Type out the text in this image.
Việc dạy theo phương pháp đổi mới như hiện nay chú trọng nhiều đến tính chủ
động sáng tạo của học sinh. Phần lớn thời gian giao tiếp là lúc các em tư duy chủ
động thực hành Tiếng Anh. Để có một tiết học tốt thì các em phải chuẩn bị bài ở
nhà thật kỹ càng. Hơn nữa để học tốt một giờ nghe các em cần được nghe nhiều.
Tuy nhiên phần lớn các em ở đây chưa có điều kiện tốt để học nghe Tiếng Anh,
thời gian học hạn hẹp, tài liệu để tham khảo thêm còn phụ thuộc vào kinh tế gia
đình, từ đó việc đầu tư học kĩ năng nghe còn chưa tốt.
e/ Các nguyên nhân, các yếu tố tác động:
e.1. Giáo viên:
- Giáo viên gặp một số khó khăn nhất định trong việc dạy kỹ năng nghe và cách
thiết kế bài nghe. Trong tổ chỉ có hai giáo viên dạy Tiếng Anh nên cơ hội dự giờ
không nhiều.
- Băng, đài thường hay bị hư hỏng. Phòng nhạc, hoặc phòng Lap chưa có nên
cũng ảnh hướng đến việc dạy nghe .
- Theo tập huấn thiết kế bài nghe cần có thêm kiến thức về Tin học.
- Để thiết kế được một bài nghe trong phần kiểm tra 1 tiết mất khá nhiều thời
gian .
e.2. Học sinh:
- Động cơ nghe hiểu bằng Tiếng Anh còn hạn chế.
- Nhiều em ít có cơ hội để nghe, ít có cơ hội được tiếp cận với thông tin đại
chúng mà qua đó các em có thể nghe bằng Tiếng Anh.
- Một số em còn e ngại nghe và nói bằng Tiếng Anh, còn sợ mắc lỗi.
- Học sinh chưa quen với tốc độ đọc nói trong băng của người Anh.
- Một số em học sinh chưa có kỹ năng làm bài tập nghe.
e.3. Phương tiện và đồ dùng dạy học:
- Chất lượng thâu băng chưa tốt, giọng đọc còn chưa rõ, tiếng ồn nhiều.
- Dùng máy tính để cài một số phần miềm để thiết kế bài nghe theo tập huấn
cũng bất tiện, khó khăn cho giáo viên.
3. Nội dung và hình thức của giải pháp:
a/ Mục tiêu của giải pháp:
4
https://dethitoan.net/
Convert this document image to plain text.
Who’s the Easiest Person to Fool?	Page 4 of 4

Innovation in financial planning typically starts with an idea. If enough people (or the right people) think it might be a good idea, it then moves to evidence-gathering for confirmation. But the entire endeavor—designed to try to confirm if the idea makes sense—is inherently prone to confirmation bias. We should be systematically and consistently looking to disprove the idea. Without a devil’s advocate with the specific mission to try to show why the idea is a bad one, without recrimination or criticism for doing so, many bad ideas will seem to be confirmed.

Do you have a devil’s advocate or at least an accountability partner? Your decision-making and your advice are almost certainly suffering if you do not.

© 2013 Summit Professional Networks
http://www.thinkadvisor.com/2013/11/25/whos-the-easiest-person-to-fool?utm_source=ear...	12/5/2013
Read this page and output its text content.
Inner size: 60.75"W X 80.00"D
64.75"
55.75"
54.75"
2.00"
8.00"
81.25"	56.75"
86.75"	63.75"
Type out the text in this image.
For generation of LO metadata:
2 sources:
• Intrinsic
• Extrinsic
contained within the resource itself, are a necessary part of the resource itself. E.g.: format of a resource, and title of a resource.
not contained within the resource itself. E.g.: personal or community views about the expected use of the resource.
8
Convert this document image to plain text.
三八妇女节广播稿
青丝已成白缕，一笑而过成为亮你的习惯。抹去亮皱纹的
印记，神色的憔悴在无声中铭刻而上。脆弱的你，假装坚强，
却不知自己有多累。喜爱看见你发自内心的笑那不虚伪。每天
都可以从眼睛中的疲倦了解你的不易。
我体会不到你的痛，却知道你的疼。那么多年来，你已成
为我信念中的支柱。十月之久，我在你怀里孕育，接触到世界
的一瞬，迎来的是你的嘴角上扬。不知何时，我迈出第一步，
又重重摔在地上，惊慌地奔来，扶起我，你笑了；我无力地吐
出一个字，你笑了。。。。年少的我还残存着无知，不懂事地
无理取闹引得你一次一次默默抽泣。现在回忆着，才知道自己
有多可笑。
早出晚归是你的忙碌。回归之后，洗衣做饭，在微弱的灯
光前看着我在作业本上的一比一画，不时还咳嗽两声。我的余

**Description of the task**
Begin with the line that contains "Read this page and output its text content." and set down each line exactly until the records above end, including the final line.

**Output for this task**
Read this page and output its text content.
Inner size: 60.75"W X 80.00"D
64.75"
55.75"
54.75"
2.00"
8.00"
81.25"	56.75"
86.75"	63.75"
Type out the text in this image.
For generation of LO metadata:
2 sources:
• Intrinsic
• Extrinsic
contained within the resource itself, are a necessary part of the resource itself. E.g.: format of a resource, and title of a resource.
not contained within the resource itself. E.g.: personal or community views about the expected use of the resource.
8
Convert this document image to plain text.
三八妇女节广播稿
青丝已成白缕，一笑而过成为亮你的习惯。抹去亮皱纹的
印记，神色的憔悴在无声中铭刻而上。脆弱的你，假装坚强，
却不知自己有多累。喜爱看见你发自内心的笑那不虚伪。每天
都可以从眼睛中的疲倦了解你的不易。
我体会不到你的痛，却知道你的疼。那么多年来，你已成
为我信念中的支柱。十月之久，我在你怀里孕育，接触到世界
的一瞬，迎来的是你的嘴角上扬。不知何时，我迈出第一步，
又重重摔在地上，惊慌地奔来，扶起我，你笑了；我无力地吐
出一个字，你笑了。。。。年少的我还残存着无知，不懂事地
无理取闹引得你一次一次默默抽泣。现在回忆着，才知道自己
有多可笑。
早出晚归是你的忙碌。回归之后，洗衣做饭，在微弱的灯
光前看着我在作业本上的一比一画，不时还咳嗽两声。我的余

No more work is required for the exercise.